• Your instructions: Send each entry back exactly as given, pictures excluded.

• Supplied information:
━━━

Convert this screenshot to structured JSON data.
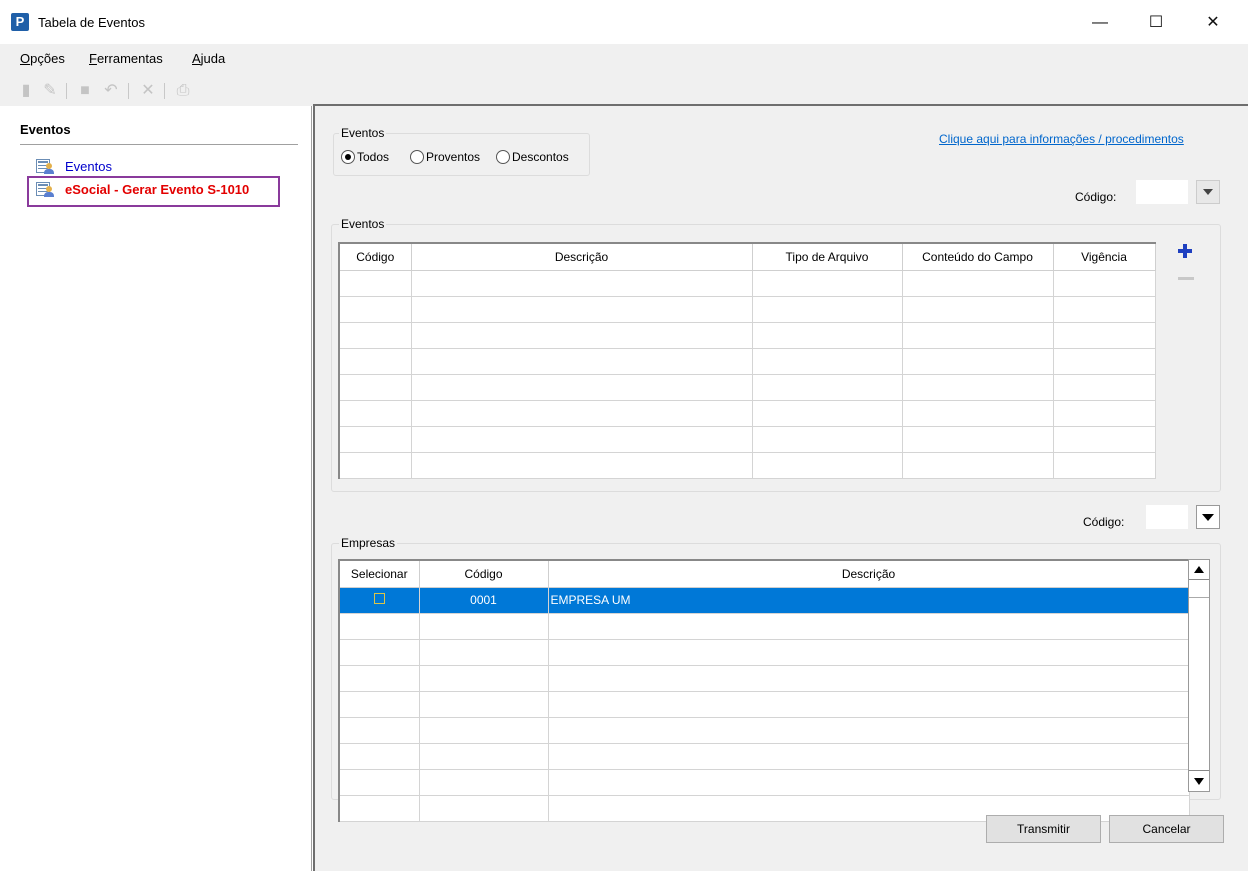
{
  "window": {
    "title": "Tabela de Eventos",
    "app_icon": "P",
    "minimize": "—",
    "maximize": "☐",
    "close": "✕"
  },
  "menu": [
    {
      "prefix": "",
      "underline": "O",
      "rest": "pções"
    },
    {
      "prefix": "",
      "underline": "F",
      "rest": "erramentas"
    },
    {
      "prefix": "",
      "underline": "A",
      "rest": "juda"
    }
  ],
  "toolbar": {
    "icons": [
      "new-document-icon",
      "edit-icon",
      "save-icon",
      "undo-icon",
      "delete-icon",
      "print-icon"
    ],
    "glyphs": [
      "▮",
      "✎",
      "■",
      "↶",
      "✕",
      "⎙"
    ]
  },
  "left_panel": {
    "title": "Eventos",
    "items": [
      {
        "label": "Eventos"
      },
      {
        "label": "eSocial - Gerar Evento S-1010"
      }
    ]
  },
  "filter": {
    "group_label": "Eventos",
    "options": [
      "Todos",
      "Proventos",
      "Descontos"
    ],
    "selected": "Todos"
  },
  "info_link": "Clique aqui para informações / procedimentos",
  "codigo_label": "Código:",
  "eventos_grid": {
    "group_label": "Eventos",
    "columns": [
      "Código",
      "Descrição",
      "Tipo de Arquivo",
      "Conteúdo do Campo",
      "Vigência"
    ],
    "add_glyph": "+",
    "row_count": 8
  },
  "empresas_grid": {
    "group_label": "Empresas",
    "columns": [
      "Selecionar",
      "Código",
      "Descrição"
    ],
    "rows": [
      {
        "codigo": "0001",
        "descricao": "EMPRESA UM",
        "selected": true
      }
    ],
    "empty_rows": 8
  },
  "buttons": {
    "transmitir": "Transmitir",
    "cancelar": "Cancelar"
  },
  "colors": {
    "selection": "#0078d7",
    "link": "#0066cc",
    "highlight_border": "#8a3a9c",
    "esocial_text": "#e30000"
  }
}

━━━

• Task response:
Convert this screenshot to structured JSON data.
{
  "window": {
    "title": "Tabela de Eventos",
    "app_icon": "P",
    "minimize": "—",
    "maximize": "☐",
    "close": "✕"
  },
  "menu": [
    {
      "prefix": "",
      "underline": "O",
      "rest": "pções"
    },
    {
      "prefix": "",
      "underline": "F",
      "rest": "erramentas"
    },
    {
      "prefix": "",
      "underline": "A",
      "rest": "juda"
    }
  ],
  "toolbar": {
    "icons": [
      "new-document-icon",
      "edit-icon",
      "save-icon",
      "undo-icon",
      "delete-icon",
      "print-icon"
    ],
    "glyphs": [
      "▮",
      "✎",
      "■",
      "↶",
      "✕",
      "⎙"
    ]
  },
  "left_panel": {
    "title": "Eventos",
    "items": [
      {
        "label": "Eventos"
      },
      {
        "label": "eSocial - Gerar Evento S-1010"
      }
    ]
  },
  "filter": {
    "group_label": "Eventos",
    "options": [
      "Todos",
      "Proventos",
      "Descontos"
    ],
    "selected": "Todos"
  },
  "info_link": "Clique aqui para informações / procedimentos",
  "codigo_label": "Código:",
  "eventos_grid": {
    "group_label": "Eventos",
    "columns": [
      "Código",
      "Descrição",
      "Tipo de Arquivo",
      "Conteúdo do Campo",
      "Vigência"
    ],
    "add_glyph": "+",
    "row_count": 8
  },
  "empresas_grid": {
    "group_label": "Empresas",
    "columns": [
      "Selecionar",
      "Código",
      "Descrição"
    ],
    "rows": [
      {
        "codigo": "0001",
        "descricao": "EMPRESA UM",
        "selected": true
      }
    ],
    "empty_rows": 8
  },
  "buttons": {
    "transmitir": "Transmitir",
    "cancelar": "Cancelar"
  },
  "colors": {
    "selection": "#0078d7",
    "link": "#0066cc",
    "highlight_border": "#8a3a9c",
    "esocial_text": "#e30000"
  }
}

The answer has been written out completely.